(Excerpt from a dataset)
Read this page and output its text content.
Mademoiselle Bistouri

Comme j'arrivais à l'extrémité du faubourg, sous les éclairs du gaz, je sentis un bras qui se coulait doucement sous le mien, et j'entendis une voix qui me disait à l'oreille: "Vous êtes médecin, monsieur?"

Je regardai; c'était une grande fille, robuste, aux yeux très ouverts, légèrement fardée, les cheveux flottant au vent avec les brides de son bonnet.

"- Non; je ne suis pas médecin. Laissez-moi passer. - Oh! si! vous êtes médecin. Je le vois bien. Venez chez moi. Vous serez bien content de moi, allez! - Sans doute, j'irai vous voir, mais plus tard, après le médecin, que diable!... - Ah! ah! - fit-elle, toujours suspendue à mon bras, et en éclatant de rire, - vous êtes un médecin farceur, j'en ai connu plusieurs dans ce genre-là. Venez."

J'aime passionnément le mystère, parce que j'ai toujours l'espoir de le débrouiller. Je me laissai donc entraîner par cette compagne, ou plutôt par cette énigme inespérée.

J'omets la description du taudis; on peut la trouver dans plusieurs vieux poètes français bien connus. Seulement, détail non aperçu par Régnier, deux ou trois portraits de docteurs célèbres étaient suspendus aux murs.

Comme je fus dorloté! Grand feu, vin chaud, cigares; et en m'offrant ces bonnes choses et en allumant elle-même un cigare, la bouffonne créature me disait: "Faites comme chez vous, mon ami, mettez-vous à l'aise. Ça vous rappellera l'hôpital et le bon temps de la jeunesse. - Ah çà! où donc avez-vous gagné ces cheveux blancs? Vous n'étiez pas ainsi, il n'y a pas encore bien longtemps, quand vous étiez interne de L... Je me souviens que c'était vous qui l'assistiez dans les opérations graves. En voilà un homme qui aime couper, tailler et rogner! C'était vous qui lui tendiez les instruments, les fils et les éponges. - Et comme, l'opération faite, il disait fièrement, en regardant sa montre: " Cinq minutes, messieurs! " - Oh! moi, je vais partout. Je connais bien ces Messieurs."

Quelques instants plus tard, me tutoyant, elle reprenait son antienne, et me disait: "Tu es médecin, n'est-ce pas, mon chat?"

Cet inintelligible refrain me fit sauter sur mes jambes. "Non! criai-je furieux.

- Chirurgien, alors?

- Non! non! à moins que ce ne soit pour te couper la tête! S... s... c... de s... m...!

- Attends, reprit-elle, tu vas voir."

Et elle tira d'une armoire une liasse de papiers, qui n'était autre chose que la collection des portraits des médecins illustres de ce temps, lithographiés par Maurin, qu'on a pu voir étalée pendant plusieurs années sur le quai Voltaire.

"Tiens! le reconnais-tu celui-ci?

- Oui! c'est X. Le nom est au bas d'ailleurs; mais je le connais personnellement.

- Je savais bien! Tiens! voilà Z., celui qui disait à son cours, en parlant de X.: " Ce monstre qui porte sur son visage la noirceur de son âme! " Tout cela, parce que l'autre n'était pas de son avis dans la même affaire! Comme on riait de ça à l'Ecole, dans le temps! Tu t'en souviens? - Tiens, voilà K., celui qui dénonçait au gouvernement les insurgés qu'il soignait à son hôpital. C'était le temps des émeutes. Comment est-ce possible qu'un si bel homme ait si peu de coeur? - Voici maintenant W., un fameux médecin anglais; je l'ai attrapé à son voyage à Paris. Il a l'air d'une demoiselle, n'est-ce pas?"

EXERCISE INSTRUCTIONS >> Take every line that includes the string "content" and copy it.

SOLVED EXERCISE >>
Read this page and output its text content.
"- Non; je ne suis pas médecin. Laissez-moi passer. - Oh! si! vous êtes médecin. Je le vois bien. Venez chez moi. Vous serez bien content de moi, allez! - Sans doute, j'irai vous voir, mais plus tard, après le médecin, que diable!... - Ah! ah! - fit-elle, toujours suspendue à mon bras, et en éclatant de rire, - vous êtes un médecin farceur, j'en ai connu plusieurs dans ce genre-là. Venez."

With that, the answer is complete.